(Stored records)
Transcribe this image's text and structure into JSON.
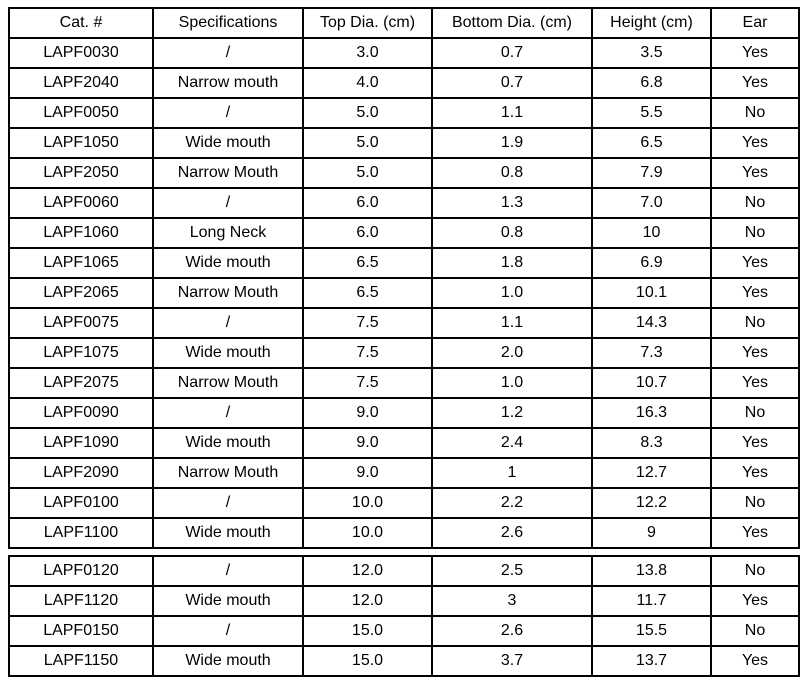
{
  "table": {
    "columns": [
      "Cat. #",
      "Specifications",
      "Top Dia. (cm)",
      "Bottom Dia. (cm)",
      "Height (cm)",
      "Ear"
    ],
    "upper_row_count": 17,
    "rows": [
      [
        "LAPF0030",
        "/",
        "3.0",
        "0.7",
        "3.5",
        "Yes"
      ],
      [
        "LAPF2040",
        "Narrow mouth",
        "4.0",
        "0.7",
        "6.8",
        "Yes"
      ],
      [
        "LAPF0050",
        "/",
        "5.0",
        "1.1",
        "5.5",
        "No"
      ],
      [
        "LAPF1050",
        "Wide mouth",
        "5.0",
        "1.9",
        "6.5",
        "Yes"
      ],
      [
        "LAPF2050",
        "Narrow Mouth",
        "5.0",
        "0.8",
        "7.9",
        "Yes"
      ],
      [
        "LAPF0060",
        "/",
        "6.0",
        "1.3",
        "7.0",
        "No"
      ],
      [
        "LAPF1060",
        "Long Neck",
        "6.0",
        "0.8",
        "10",
        "No"
      ],
      [
        "LAPF1065",
        "Wide mouth",
        "6.5",
        "1.8",
        "6.9",
        "Yes"
      ],
      [
        "LAPF2065",
        "Narrow Mouth",
        "6.5",
        "1.0",
        "10.1",
        "Yes"
      ],
      [
        "LAPF0075",
        "/",
        "7.5",
        "1.1",
        "14.3",
        "No"
      ],
      [
        "LAPF1075",
        "Wide mouth",
        "7.5",
        "2.0",
        "7.3",
        "Yes"
      ],
      [
        "LAPF2075",
        "Narrow Mouth",
        "7.5",
        "1.0",
        "10.7",
        "Yes"
      ],
      [
        "LAPF0090",
        "/",
        "9.0",
        "1.2",
        "16.3",
        "No"
      ],
      [
        "LAPF1090",
        "Wide mouth",
        "9.0",
        "2.4",
        "8.3",
        "Yes"
      ],
      [
        "LAPF2090",
        "Narrow Mouth",
        "9.0",
        "1",
        "12.7",
        "Yes"
      ],
      [
        "LAPF0100",
        "/",
        "10.0",
        "2.2",
        "12.2",
        "No"
      ],
      [
        "LAPF1100",
        "Wide mouth",
        "10.0",
        "2.6",
        "9",
        "Yes"
      ],
      [
        "LAPF0120",
        "/",
        "12.0",
        "2.5",
        "13.8",
        "No"
      ],
      [
        "LAPF1120",
        "Wide mouth",
        "12.0",
        "3",
        "11.7",
        "Yes"
      ],
      [
        "LAPF0150",
        "/",
        "15.0",
        "2.6",
        "15.5",
        "No"
      ],
      [
        "LAPF1150",
        "Wide mouth",
        "15.0",
        "3.7",
        "13.7",
        "Yes"
      ]
    ]
  }
}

__Exercise__:
Exclude the pictures and transcribe all of the entries exactly.

__Exercise result__:
Transcribe this image's text and structure into JSON.
{
  "table": {
    "columns": [
      "Cat. #",
      "Specifications",
      "Top Dia. (cm)",
      "Bottom Dia. (cm)",
      "Height (cm)",
      "Ear"
    ],
    "upper_row_count": 17,
    "rows": [
      [
        "LAPF0030",
        "/",
        "3.0",
        "0.7",
        "3.5",
        "Yes"
      ],
      [
        "LAPF2040",
        "Narrow mouth",
        "4.0",
        "0.7",
        "6.8",
        "Yes"
      ],
      [
        "LAPF0050",
        "/",
        "5.0",
        "1.1",
        "5.5",
        "No"
      ],
      [
        "LAPF1050",
        "Wide mouth",
        "5.0",
        "1.9",
        "6.5",
        "Yes"
      ],
      [
        "LAPF2050",
        "Narrow Mouth",
        "5.0",
        "0.8",
        "7.9",
        "Yes"
      ],
      [
        "LAPF0060",
        "/",
        "6.0",
        "1.3",
        "7.0",
        "No"
      ],
      [
        "LAPF1060",
        "Long Neck",
        "6.0",
        "0.8",
        "10",
        "No"
      ],
      [
        "LAPF1065",
        "Wide mouth",
        "6.5",
        "1.8",
        "6.9",
        "Yes"
      ],
      [
        "LAPF2065",
        "Narrow Mouth",
        "6.5",
        "1.0",
        "10.1",
        "Yes"
      ],
      [
        "LAPF0075",
        "/",
        "7.5",
        "1.1",
        "14.3",
        "No"
      ],
      [
        "LAPF1075",
        "Wide mouth",
        "7.5",
        "2.0",
        "7.3",
        "Yes"
      ],
      [
        "LAPF2075",
        "Narrow Mouth",
        "7.5",
        "1.0",
        "10.7",
        "Yes"
      ],
      [
        "LAPF0090",
        "/",
        "9.0",
        "1.2",
        "16.3",
        "No"
      ],
      [
        "LAPF1090",
        "Wide mouth",
        "9.0",
        "2.4",
        "8.3",
        "Yes"
      ],
      [
        "LAPF2090",
        "Narrow Mouth",
        "9.0",
        "1",
        "12.7",
        "Yes"
      ],
      [
        "LAPF0100",
        "/",
        "10.0",
        "2.2",
        "12.2",
        "No"
      ],
      [
        "LAPF1100",
        "Wide mouth",
        "10.0",
        "2.6",
        "9",
        "Yes"
      ],
      [
        "LAPF0120",
        "/",
        "12.0",
        "2.5",
        "13.8",
        "No"
      ],
      [
        "LAPF1120",
        "Wide mouth",
        "12.0",
        "3",
        "11.7",
        "Yes"
      ],
      [
        "LAPF0150",
        "/",
        "15.0",
        "2.6",
        "15.5",
        "No"
      ],
      [
        "LAPF1150",
        "Wide mouth",
        "15.0",
        "3.7",
        "13.7",
        "Yes"
      ]
    ]
  }
}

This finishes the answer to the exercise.